Please return the data from its first line up to and including the line with "section-heading-general: 一、总则 xyxy=(433,369,517,393)", reproducing each line unchanged.
/---
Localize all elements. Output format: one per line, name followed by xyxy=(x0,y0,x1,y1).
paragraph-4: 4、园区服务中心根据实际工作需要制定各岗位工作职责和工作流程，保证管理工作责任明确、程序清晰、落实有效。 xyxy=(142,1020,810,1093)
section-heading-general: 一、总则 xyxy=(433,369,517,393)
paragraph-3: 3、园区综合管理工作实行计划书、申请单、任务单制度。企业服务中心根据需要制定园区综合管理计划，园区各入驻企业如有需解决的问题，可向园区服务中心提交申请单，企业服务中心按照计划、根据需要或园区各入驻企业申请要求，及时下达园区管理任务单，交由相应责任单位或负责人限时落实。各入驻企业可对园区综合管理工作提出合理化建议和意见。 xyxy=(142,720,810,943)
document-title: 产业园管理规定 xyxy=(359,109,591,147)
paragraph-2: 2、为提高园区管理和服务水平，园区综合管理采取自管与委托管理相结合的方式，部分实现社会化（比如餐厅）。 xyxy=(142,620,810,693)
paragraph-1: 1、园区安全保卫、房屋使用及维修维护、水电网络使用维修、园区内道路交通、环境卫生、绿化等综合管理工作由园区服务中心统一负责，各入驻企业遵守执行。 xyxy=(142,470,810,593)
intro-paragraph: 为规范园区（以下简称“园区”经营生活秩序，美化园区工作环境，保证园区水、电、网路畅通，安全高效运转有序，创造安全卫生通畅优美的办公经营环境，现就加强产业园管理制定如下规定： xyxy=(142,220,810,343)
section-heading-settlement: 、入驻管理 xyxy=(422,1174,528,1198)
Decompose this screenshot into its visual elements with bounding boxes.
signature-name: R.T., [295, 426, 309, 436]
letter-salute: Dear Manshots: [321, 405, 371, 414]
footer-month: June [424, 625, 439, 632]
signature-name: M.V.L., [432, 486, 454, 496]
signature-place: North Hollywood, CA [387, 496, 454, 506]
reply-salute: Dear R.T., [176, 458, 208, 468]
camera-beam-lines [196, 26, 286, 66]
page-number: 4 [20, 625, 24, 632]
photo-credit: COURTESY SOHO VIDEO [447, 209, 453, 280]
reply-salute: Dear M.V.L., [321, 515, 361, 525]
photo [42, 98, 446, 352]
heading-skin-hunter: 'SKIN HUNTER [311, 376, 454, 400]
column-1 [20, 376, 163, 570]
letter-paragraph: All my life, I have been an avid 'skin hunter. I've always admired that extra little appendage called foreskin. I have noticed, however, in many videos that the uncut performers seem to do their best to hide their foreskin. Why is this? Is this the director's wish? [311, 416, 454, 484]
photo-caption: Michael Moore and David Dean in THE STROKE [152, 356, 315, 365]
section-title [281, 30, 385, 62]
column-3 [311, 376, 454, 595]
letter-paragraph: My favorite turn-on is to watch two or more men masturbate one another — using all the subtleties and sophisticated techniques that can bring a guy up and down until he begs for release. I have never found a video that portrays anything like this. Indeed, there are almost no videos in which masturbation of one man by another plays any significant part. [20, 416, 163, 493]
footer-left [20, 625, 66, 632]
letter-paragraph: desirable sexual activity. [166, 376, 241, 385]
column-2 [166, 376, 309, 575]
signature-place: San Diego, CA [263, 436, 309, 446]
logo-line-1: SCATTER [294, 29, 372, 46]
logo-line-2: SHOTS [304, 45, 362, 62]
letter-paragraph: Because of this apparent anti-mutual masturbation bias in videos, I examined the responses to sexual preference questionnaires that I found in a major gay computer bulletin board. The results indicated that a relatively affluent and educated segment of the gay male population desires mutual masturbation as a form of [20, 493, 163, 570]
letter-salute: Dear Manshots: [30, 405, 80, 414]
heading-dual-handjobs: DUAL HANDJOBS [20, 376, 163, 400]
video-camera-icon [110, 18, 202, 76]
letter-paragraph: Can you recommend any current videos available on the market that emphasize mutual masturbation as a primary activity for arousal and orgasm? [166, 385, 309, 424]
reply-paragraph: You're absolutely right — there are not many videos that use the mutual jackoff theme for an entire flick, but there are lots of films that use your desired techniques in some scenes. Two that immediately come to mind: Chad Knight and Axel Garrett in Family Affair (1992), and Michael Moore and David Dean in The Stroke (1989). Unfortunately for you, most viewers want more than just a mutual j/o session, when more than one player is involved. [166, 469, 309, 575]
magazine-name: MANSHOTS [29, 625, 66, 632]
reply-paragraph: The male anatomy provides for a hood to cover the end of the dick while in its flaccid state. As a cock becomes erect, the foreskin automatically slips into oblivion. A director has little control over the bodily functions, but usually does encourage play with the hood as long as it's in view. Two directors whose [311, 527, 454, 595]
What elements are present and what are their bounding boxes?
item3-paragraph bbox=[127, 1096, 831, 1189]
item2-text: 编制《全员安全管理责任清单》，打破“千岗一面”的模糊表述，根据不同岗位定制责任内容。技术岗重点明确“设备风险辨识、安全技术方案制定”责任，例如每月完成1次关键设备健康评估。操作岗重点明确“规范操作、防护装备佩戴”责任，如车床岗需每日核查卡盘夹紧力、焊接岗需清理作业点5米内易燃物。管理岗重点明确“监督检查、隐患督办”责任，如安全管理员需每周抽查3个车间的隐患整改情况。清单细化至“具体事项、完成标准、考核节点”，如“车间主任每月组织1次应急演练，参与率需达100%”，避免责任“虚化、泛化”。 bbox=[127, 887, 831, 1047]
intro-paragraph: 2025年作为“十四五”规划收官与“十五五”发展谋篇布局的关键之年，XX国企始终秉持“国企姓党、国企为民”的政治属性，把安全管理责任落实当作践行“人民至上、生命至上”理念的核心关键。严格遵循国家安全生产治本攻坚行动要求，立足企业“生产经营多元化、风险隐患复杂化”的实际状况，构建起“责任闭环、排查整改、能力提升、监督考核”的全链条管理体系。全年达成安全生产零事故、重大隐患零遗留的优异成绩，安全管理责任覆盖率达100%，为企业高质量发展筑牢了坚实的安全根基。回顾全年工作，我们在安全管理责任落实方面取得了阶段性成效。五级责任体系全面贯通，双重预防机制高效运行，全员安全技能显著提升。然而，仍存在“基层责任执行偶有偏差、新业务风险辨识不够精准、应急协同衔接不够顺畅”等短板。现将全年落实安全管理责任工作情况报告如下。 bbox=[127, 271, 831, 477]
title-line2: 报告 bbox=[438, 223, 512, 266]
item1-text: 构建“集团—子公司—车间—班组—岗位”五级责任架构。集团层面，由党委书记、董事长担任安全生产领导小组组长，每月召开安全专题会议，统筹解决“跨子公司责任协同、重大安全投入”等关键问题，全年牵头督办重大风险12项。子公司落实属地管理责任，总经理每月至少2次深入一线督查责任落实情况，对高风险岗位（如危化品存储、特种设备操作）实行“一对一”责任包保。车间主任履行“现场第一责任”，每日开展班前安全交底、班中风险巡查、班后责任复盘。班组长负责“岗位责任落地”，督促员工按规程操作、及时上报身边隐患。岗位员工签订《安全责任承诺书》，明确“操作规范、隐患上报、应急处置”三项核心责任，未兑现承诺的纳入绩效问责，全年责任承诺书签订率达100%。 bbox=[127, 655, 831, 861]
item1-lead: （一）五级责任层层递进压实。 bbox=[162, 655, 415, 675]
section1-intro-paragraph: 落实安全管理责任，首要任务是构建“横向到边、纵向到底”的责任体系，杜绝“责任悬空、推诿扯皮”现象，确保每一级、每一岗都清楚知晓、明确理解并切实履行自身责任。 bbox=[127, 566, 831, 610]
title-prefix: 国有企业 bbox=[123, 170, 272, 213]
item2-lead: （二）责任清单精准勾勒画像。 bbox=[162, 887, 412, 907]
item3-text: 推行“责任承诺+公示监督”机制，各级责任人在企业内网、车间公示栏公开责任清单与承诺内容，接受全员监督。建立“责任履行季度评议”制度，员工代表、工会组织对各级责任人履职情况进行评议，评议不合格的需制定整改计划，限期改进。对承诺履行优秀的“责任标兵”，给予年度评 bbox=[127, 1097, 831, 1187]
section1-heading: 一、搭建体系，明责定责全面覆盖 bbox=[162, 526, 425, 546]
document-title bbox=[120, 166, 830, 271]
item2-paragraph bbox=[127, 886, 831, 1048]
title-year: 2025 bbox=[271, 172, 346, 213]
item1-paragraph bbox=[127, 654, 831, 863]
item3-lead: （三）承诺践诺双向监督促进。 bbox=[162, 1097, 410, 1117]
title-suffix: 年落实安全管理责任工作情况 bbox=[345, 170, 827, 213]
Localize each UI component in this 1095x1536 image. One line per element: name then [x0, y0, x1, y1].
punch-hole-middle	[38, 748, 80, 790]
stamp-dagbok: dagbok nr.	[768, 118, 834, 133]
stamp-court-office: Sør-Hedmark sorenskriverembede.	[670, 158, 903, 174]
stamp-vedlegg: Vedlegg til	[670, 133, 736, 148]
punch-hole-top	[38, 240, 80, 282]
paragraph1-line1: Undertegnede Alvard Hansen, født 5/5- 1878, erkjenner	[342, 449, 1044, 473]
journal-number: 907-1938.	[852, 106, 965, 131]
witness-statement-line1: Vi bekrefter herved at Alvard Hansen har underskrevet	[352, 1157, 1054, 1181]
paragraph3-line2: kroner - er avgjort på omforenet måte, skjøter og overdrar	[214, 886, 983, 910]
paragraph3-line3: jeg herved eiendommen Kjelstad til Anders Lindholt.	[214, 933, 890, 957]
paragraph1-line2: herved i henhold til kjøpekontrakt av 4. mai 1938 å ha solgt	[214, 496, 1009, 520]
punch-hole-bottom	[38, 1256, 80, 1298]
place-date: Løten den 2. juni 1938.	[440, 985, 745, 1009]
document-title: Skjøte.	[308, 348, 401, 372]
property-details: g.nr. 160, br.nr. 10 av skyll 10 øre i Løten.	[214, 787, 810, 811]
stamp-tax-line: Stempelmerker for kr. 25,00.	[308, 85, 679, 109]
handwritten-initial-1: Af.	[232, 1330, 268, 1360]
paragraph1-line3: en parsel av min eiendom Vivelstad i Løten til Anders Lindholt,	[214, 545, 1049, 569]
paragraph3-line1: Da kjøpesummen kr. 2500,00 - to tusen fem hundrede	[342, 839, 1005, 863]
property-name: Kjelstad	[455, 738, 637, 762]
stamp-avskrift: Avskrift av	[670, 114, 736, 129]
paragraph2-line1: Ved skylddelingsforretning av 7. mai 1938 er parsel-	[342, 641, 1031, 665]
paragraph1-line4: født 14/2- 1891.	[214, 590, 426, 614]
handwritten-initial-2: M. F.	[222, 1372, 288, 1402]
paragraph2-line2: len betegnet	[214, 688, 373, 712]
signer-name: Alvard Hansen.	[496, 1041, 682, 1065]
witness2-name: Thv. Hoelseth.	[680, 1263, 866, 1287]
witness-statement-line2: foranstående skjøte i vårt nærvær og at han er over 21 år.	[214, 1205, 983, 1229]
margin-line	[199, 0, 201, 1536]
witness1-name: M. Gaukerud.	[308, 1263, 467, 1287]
\---
COMPLETE ANSWER —
Localize all elements. Output format: one per line, name followed by xyxy=(x0,y0,x1,y1).
paragraph-4: 4、园区服务中心根据实际工作需要制定各岗位工作职责和工作流程，保证管理工作责任明确、程序清晰、落实有效。 xyxy=(142,1020,810,1093)
section-heading-general: 一、总则 xyxy=(433,369,517,393)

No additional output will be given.